SHORT EXERCISE A: In the Spatial layout entries rows, swap "Audio Files" for "Sound Files" across the stretch from the row containing "file-name-label-text: File name: bbox=[104, 362, 161, 376]" through the row containing "audio-file-icon bbox=[105, 68, 120, 86]". Give back only those rows, with everything else left as is.

Entry NLP1: Corpus Cleaning with RegEx

14 minute read

Recently I’ve been working my way through one of the older versions of CSE 140 (now CSE 160) offered at the University of Washington. Homework 8 is a nice exercise that requires natural language processing (NLP) and analysis.

The homework as specified in the directions excludes specific NLP techniques that I generally include, specifically case insensitivity and punctuation removal. The example results for the solution also imply the use of tuples, whereas I prefer dataframes. Due to these alterations (my solution would receive a failing grade if submitted), I feel comfortable posting it online to showcase some natural language processing techniques.

The series of posts walking through this linguistic analysis example is significantly different than my other posts. I’ll walk through my solution with samples of the output as I create the code.

See the linked notebook for the condensed final solution minus any commentary. Note, code results have been truncated for brevity. For the full results, see the accompanying notebook.

import pandas as pd
import os
from IPython.display import display

import string
import re
import itertools
import nltk
nltk.download('stopwords')

Read in file

Obviously, the first thing to do is read in the data. Most of the files are .srt format, which has a package pysrt for easy reading. The homework directions forbid using this package, and I found I appreciated the control I had in reading in files without it.

The standard and very basic way to read in a file is to use open(). When using this function I’ll read in the file line by line. This allows me to remove lines that aren’t pertinent to the analysis before having to store them in memory.

test_file = os.path.join(os.getcwd(),
                        'data',
                        '1960s',
                        'The Twilight Zone - 3x17 - One More Pallbearer.srt')
with open(test_file, 'r') as l:
    for line in l:
        print(line, end='')
0
00:00:01,000 --> 00:00:04,000
Downloaded From www.AllSubs.org

1
00:00:00,105 --> 00:00:05,000
Shared by http://DJJ.HOME.SAPO.PT/

1
00:00:11,378 --> 00:00:13,880
You're traveling
through another dimension-

2
00:00:13,915 --> 00:00:17,017
a dimension not only of sight
and sound, but of mind,

Remove lines/characters

The homework directions list the following things to remove:

  • Any line that contains only numeric characters (‘0’, ‘1’, … ‘9’)

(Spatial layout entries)
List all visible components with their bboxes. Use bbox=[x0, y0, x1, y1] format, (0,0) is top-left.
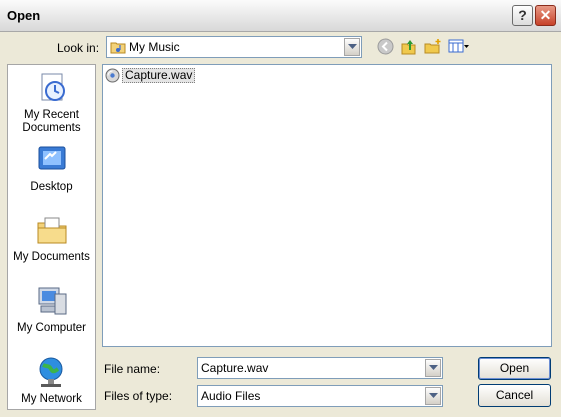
file-name-label-text: File name: bbox=[104, 362, 161, 376]
place-desktop[interactable]: Desktop bbox=[8, 143, 95, 194]
view-menu-icon[interactable] bbox=[448, 38, 470, 56]
place-label: Desktop bbox=[30, 181, 73, 193]
music-folder-icon bbox=[110, 40, 126, 57]
place-my-computer[interactable]: My Computer bbox=[8, 284, 95, 335]
chevron-down-icon bbox=[429, 393, 438, 398]
back-icon[interactable] bbox=[377, 38, 394, 56]
place-label: Documents bbox=[22, 122, 81, 134]
place-label: My Documents bbox=[13, 251, 90, 263]
up-folder-icon[interactable] bbox=[401, 38, 417, 56]
place-my-network[interactable]: My Network bbox=[8, 355, 95, 406]
desktop-icon bbox=[35, 143, 69, 177]
open-button[interactable]: Open bbox=[478, 357, 551, 380]
place-label: My Computer bbox=[16, 322, 87, 334]
file-name-dropdown-arrow[interactable] bbox=[425, 359, 441, 377]
file-type-value: Audio Files bbox=[201, 389, 261, 403]
cancel-button[interactable]: Cancel bbox=[478, 384, 551, 407]
file-type-dropdown[interactable]: Audio Files bbox=[197, 385, 443, 407]
look-in-dropdown-arrow[interactable] bbox=[344, 38, 360, 56]
my-documents-icon bbox=[35, 213, 69, 247]
title-bar[interactable]: Open ? ✕ bbox=[0, 0, 561, 32]
window-title: Open bbox=[7, 8, 41, 23]
close-button[interactable]: ✕ bbox=[535, 5, 556, 26]
file-name-value: Capture.wav bbox=[201, 361, 269, 375]
my-recent-documents-icon bbox=[35, 71, 69, 105]
audio-file-icon bbox=[105, 68, 120, 86]
chevron-down-icon bbox=[429, 365, 438, 370]
place-my-recent-documents[interactable]: My Recent Documents bbox=[8, 71, 95, 135]
file-type-dropdown-arrow[interactable] bbox=[425, 387, 441, 405]
help-button[interactable]: ? bbox=[512, 5, 533, 26]
file-name-input[interactable]: Capture.wav bbox=[197, 357, 443, 379]
places-bar: My Recent Documents Desktop My Documents… bbox=[7, 64, 96, 410]
look-in-dropdown[interactable]: My Music bbox=[106, 36, 362, 58]
look-in-label: Look in: bbox=[57, 41, 100, 55]
my-computer-icon bbox=[35, 284, 69, 318]
place-label: My Network bbox=[21, 393, 82, 405]
look-in-value: My Music bbox=[129, 40, 180, 54]
chevron-down-icon bbox=[348, 44, 357, 49]
my-network-icon bbox=[35, 355, 69, 389]
new-folder-icon[interactable] bbox=[424, 38, 442, 56]
place-label: My Recent bbox=[24, 109, 79, 121]
file-list[interactable]: Capture.wav bbox=[102, 64, 552, 347]
place-my-documents[interactable]: My Documents bbox=[8, 213, 95, 264]
file-name-label: Capture.wav bbox=[122, 68, 196, 83]
file-type-label: Files of type: bbox=[104, 389, 173, 403]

SHORT EXERCISE B: Summarize the post on corpus cleaning in two sentences.

FULL RESPONSE A:
file-name-label-text: File name: bbox=[104, 362, 161, 376]
place-desktop[interactable]: Desktop bbox=[8, 143, 95, 194]
view-menu-icon[interactable] bbox=[448, 38, 470, 56]
place-label: Desktop bbox=[30, 181, 73, 193]
music-folder-icon bbox=[110, 40, 126, 57]
place-my-computer[interactable]: My Computer bbox=[8, 284, 95, 335]
chevron-down-icon bbox=[429, 393, 438, 398]
back-icon[interactable] bbox=[377, 38, 394, 56]
place-label: Documents bbox=[22, 122, 81, 134]
place-label: My Documents bbox=[13, 251, 90, 263]
up-folder-icon[interactable] bbox=[401, 38, 417, 56]
place-my-network[interactable]: My Network bbox=[8, 355, 95, 406]
desktop-icon bbox=[35, 143, 69, 177]
open-button[interactable]: Open bbox=[478, 357, 551, 380]
place-label: My Computer bbox=[16, 322, 87, 334]
file-name-dropdown-arrow[interactable] bbox=[425, 359, 441, 377]
file-type-value: Sound Files bbox=[201, 389, 261, 403]
cancel-button[interactable]: Cancel bbox=[478, 384, 551, 407]
file-type-dropdown[interactable]: Sound Files bbox=[197, 385, 443, 407]
look-in-dropdown-arrow[interactable] bbox=[344, 38, 360, 56]
my-documents-icon bbox=[35, 213, 69, 247]
title-bar[interactable]: Open ? ✕ bbox=[0, 0, 561, 32]
window-title: Open bbox=[7, 8, 41, 23]
close-button[interactable]: ✕ bbox=[535, 5, 556, 26]
file-name-value: Capture.wav bbox=[201, 361, 269, 375]
my-recent-documents-icon bbox=[35, 71, 69, 105]
audio-file-icon bbox=[105, 68, 120, 86]

FULL RESPONSE B: The author works through Homework 8 of an older version of CSE 140 (now CSE 160) at the University of Washington, a natural language processing exercise, and posts a solution that departs from the directions by adding case insensitivity and punctuation removal and by using dataframes in place of tuples. The first step is reading in the data, mostly .srt files, with open() line by line instead of the forbidden pysrt package, so that lines not pertinent to the analysis can be removed before they are stored in memory.